- TO BE DONE -
Take from the listing each line that has the string "Средняя".

- RECORDS FOR THIS EXERCISE -
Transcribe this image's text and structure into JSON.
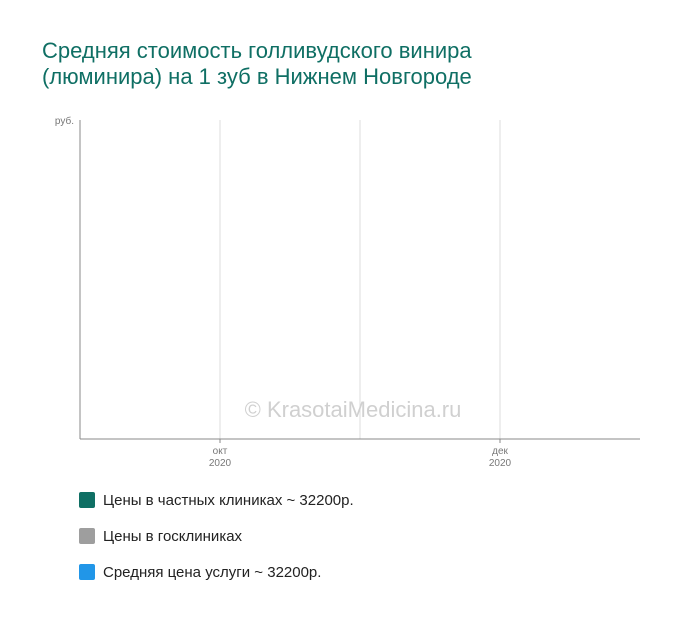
{
  "chart_data": {
    "type": "line",
    "title_lines": [
      "Средняя стоимость голливудского винира",
      "(люминира) на 1 зуб в Нижнем Новгороде"
    ],
    "ylabel": "руб.",
    "xlabel": "",
    "x_ticks": [
      {
        "month": "окт",
        "year": "2020"
      },
      {
        "month": "дек",
        "year": "2020"
      }
    ],
    "grid": true,
    "watermark": "© KrasotaiMedicina.ru",
    "series": [
      {
        "name": "Цены в частных клиниках ~ 32200р.",
        "color": "#0f6f64",
        "values": []
      },
      {
        "name": "Цены в госклиниках",
        "color": "#9e9e9e",
        "values": []
      },
      {
        "name": "Средняя цена услуги ~ 32200р.",
        "color": "#2196e8",
        "values": []
      }
    ],
    "legend_position": "bottom"
  }
}
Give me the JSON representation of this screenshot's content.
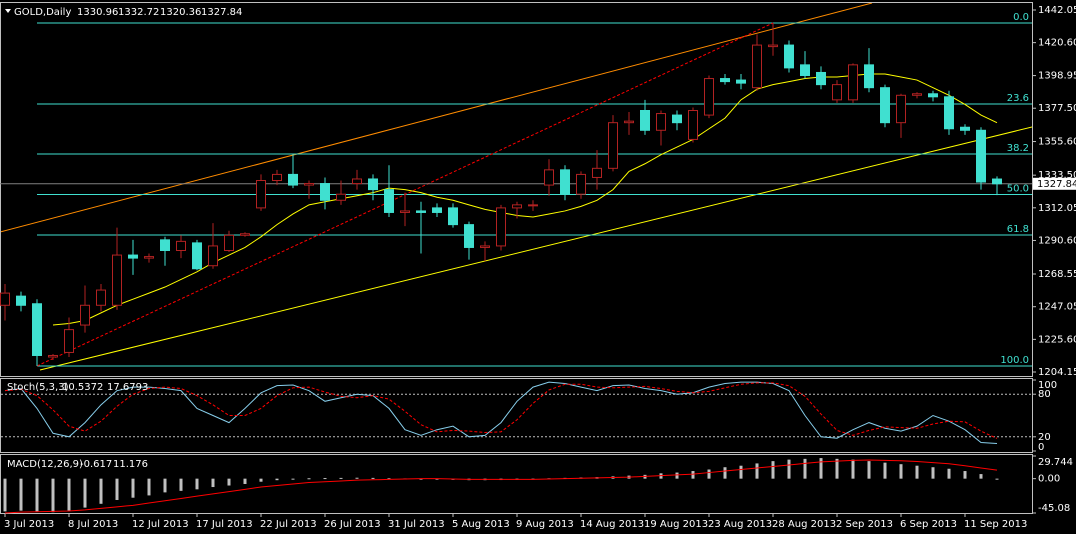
{
  "chart_data": [
    {
      "type": "candlestick",
      "title": "GOLD,Daily",
      "categories": [
        "3 Jul 2013",
        null,
        null,
        null,
        "8 Jul 2013",
        null,
        null,
        null,
        "12 Jul 2013",
        null,
        null,
        null,
        "17 Jul 2013",
        null,
        null,
        null,
        "22 Jul 2013",
        null,
        null,
        null,
        "26 Jul 2013",
        null,
        null,
        null,
        "31 Jul 2013",
        null,
        null,
        null,
        "5 Aug 2013",
        null,
        null,
        null,
        "9 Aug 2013",
        null,
        null,
        null,
        "14 Aug 2013",
        null,
        null,
        null,
        "19 Aug 2013",
        null,
        null,
        null,
        "23 Aug 2013",
        null,
        null,
        null,
        "28 Aug 2013",
        null,
        null,
        null,
        "2 Sep 2013",
        null,
        null,
        null,
        "6 Sep 2013",
        null,
        null,
        null,
        "11 Sep 2013",
        null,
        null
      ],
      "open": [
        1248,
        1254,
        1249,
        1214,
        1217,
        1235,
        1248,
        1248,
        1281,
        1279,
        1291,
        1284,
        1289,
        1274,
        1284,
        1294,
        1312,
        1330,
        1334,
        1327,
        1328,
        1317,
        1328,
        1331,
        1324,
        1309,
        1310,
        1312,
        1312,
        1301,
        1286,
        1287,
        1312,
        1314,
        1327,
        1337,
        1321,
        1332,
        1338,
        1368,
        1376,
        1363,
        1373,
        1357,
        1373,
        1397,
        1396,
        1391,
        1418,
        1419,
        1406,
        1401,
        1383,
        1383,
        1406,
        1391,
        1368,
        1386,
        1387,
        1385,
        1365,
        1363,
        1330.96
      ],
      "high": [
        1262,
        1257,
        1252,
        1216,
        1240,
        1261,
        1262,
        1299,
        1291,
        1282,
        1293,
        1294,
        1291,
        1302,
        1297,
        1296,
        1334,
        1337,
        1347,
        1330,
        1332,
        1330,
        1337,
        1334,
        1340,
        1322,
        1316,
        1315,
        1315,
        1303,
        1290,
        1314,
        1316,
        1317,
        1344,
        1340,
        1336,
        1350,
        1373,
        1375,
        1383,
        1376,
        1376,
        1378,
        1399,
        1400,
        1400,
        1426,
        1433.5,
        1422,
        1415,
        1405,
        1396,
        1407,
        1417,
        1393,
        1387,
        1388,
        1389,
        1389,
        1367,
        1365,
        1332.72
      ],
      "low": [
        1238,
        1244,
        1208.1,
        1212,
        1214,
        1230,
        1244,
        1245,
        1268,
        1276,
        1274,
        1279,
        1271,
        1272,
        1283,
        1293,
        1310,
        1327,
        1325,
        1318,
        1311,
        1314,
        1324,
        1317,
        1306,
        1300,
        1282,
        1306,
        1299,
        1278,
        1277,
        1284,
        1305,
        1310,
        1320,
        1317,
        1318,
        1324,
        1336,
        1360,
        1360,
        1353,
        1363,
        1355,
        1371,
        1393,
        1390,
        1389,
        1412,
        1401,
        1397,
        1390,
        1381,
        1381,
        1388,
        1365,
        1358,
        1384,
        1382,
        1360,
        1360,
        1324,
        1320.36
      ],
      "close": [
        1256,
        1248,
        1215,
        1215,
        1232,
        1248,
        1258,
        1281,
        1279,
        1280,
        1284,
        1290,
        1272,
        1287,
        1294,
        1295,
        1330,
        1334,
        1327,
        1328,
        1317,
        1321,
        1331,
        1324,
        1309,
        1310,
        1309,
        1309,
        1301,
        1286,
        1287,
        1312,
        1314,
        1314,
        1337,
        1321,
        1334,
        1338,
        1368,
        1369,
        1363,
        1374,
        1368,
        1376,
        1397,
        1395,
        1394,
        1419,
        1419,
        1404,
        1399,
        1393,
        1393,
        1406,
        1391,
        1368,
        1386,
        1387,
        1385,
        1364,
        1363,
        1329,
        1327.84
      ],
      "up_color": "#b22222",
      "down_color": "#40e0d0",
      "series": [
        {
          "color": "#ffff00",
          "values": [
            null,
            null,
            null,
            1235,
            1236,
            1238,
            1243,
            1248,
            1252,
            1256,
            1260,
            1265,
            1270,
            1276,
            1281,
            1286,
            1293,
            1301,
            1308,
            1314,
            1316,
            1318,
            1320,
            1322,
            1325,
            1324,
            1322,
            1319,
            1317,
            1314,
            1311,
            1309,
            1307,
            1306,
            1308,
            1310,
            1313,
            1317,
            1324,
            1336,
            1341,
            1347,
            1352,
            1357,
            1364,
            1371,
            1383,
            1390,
            1393,
            1395,
            1397,
            1398,
            1398,
            1399,
            1400,
            1400,
            1398,
            1396,
            1391,
            1386,
            1380,
            1373,
            1368
          ]
        }
      ],
      "ylim": [
        1201.52,
        1446.65
      ],
      "yticks": [
        1442.05,
        {
          "value": 1420.6,
          "label": "1420.60"
        },
        1398.95,
        {
          "value": 1377.5,
          "label": "1377.50"
        },
        {
          "value": 1355.6,
          "label": "1355.60"
        },
        {
          "value": 1333.5,
          "label": "1333.50"
        },
        1312.05,
        {
          "value": 1290.6,
          "label": "1290.60"
        },
        1268.55,
        1247.05,
        {
          "value": 1225.6,
          "label": "1225.60"
        },
        1204.15
      ],
      "fib_levels": [
        {
          "value": 0,
          "label": "0.0"
        },
        23.6,
        38.2,
        {
          "value": 50,
          "label": "50.0"
        },
        61.8,
        {
          "value": 100,
          "label": "100.0"
        }
      ],
      "fib_color": "#40e0d0"
    },
    {
      "type": "line",
      "title": "Stoch(5,3,3)",
      "ylim": [
        0,
        100
      ],
      "yticks": [
        100,
        80,
        20,
        0
      ],
      "levels": [
        80,
        20
      ],
      "series": [
        {
          "color": "#87ceeb",
          "values": [
            85,
            88,
            60,
            25,
            20,
            40,
            65,
            85,
            90,
            90,
            88,
            85,
            60,
            50,
            40,
            60,
            82,
            92,
            93,
            85,
            70,
            75,
            80,
            78,
            60,
            30,
            22,
            30,
            35,
            20,
            22,
            40,
            70,
            90,
            97,
            95,
            90,
            85,
            92,
            93,
            88,
            85,
            80,
            82,
            90,
            95,
            97,
            97,
            95,
            85,
            50,
            20,
            18,
            30,
            40,
            32,
            28,
            35,
            50,
            42,
            30,
            12,
            10.5372
          ]
        },
        {
          "color": "#ff0000",
          "dashed": true,
          "values": [
            85,
            87,
            78,
            58,
            35,
            28,
            42,
            63,
            80,
            88,
            90,
            88,
            78,
            65,
            50,
            50,
            60,
            78,
            89,
            90,
            83,
            77,
            75,
            78,
            73,
            56,
            37,
            27,
            29,
            28,
            26,
            27,
            44,
            67,
            86,
            94,
            94,
            90,
            89,
            90,
            91,
            88,
            84,
            82,
            84,
            89,
            94,
            96,
            96,
            92,
            77,
            52,
            29,
            22,
            29,
            34,
            33,
            32,
            38,
            42,
            41,
            28,
            17.6793
          ]
        }
      ]
    },
    {
      "type": "combo",
      "title": "MACD(12,26,9)",
      "ylim": [
        -45.08,
        29.744
      ],
      "yticks": [
        29.744,
        {
          "value": 0,
          "label": "0.00"
        },
        -45.08
      ],
      "series": [
        {
          "type": "bar",
          "color": "#c0c0c0",
          "values": [
            -43,
            -42,
            -43,
            -44,
            -42,
            -38,
            -33,
            -28,
            -25,
            -22,
            -18,
            -16,
            -14,
            -11,
            -9,
            -7,
            -4,
            -2,
            -1,
            0.5,
            0.8,
            1,
            1.2,
            1,
            0.5,
            0.3,
            -0.5,
            -1,
            -1.5,
            -2,
            -2,
            -1.8,
            -1.5,
            -1,
            0.5,
            1,
            1.5,
            2,
            3,
            4,
            5,
            7,
            8,
            10,
            12,
            15,
            17,
            20,
            23,
            25,
            26,
            27,
            26,
            25,
            23,
            21,
            19,
            17,
            15,
            13,
            10,
            6,
            -0.617
          ]
        },
        {
          "type": "line",
          "color": "#ff0000",
          "values": [
            -45,
            -44,
            -43.5,
            -43,
            -42.5,
            -41,
            -39,
            -37,
            -35,
            -32,
            -29,
            -26,
            -23,
            -20,
            -17,
            -14,
            -11,
            -9,
            -7,
            -5,
            -4,
            -3,
            -2,
            -1.5,
            -1,
            -0.5,
            0,
            0,
            -0.5,
            -1,
            -1,
            -1,
            -1,
            -1,
            -0.5,
            0,
            0.5,
            1,
            1.5,
            2,
            3,
            4,
            5,
            6,
            8,
            10,
            12,
            14,
            16,
            18,
            20,
            22,
            23,
            24,
            24.5,
            24,
            23.5,
            22.5,
            21,
            19.5,
            17,
            14,
            11.176
          ]
        }
      ]
    }
  ]
}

- TASK OUTPUT -
      "Средняя стоимость голливудского винира",
        "name": "Средняя цена услуги ~ 32200р.",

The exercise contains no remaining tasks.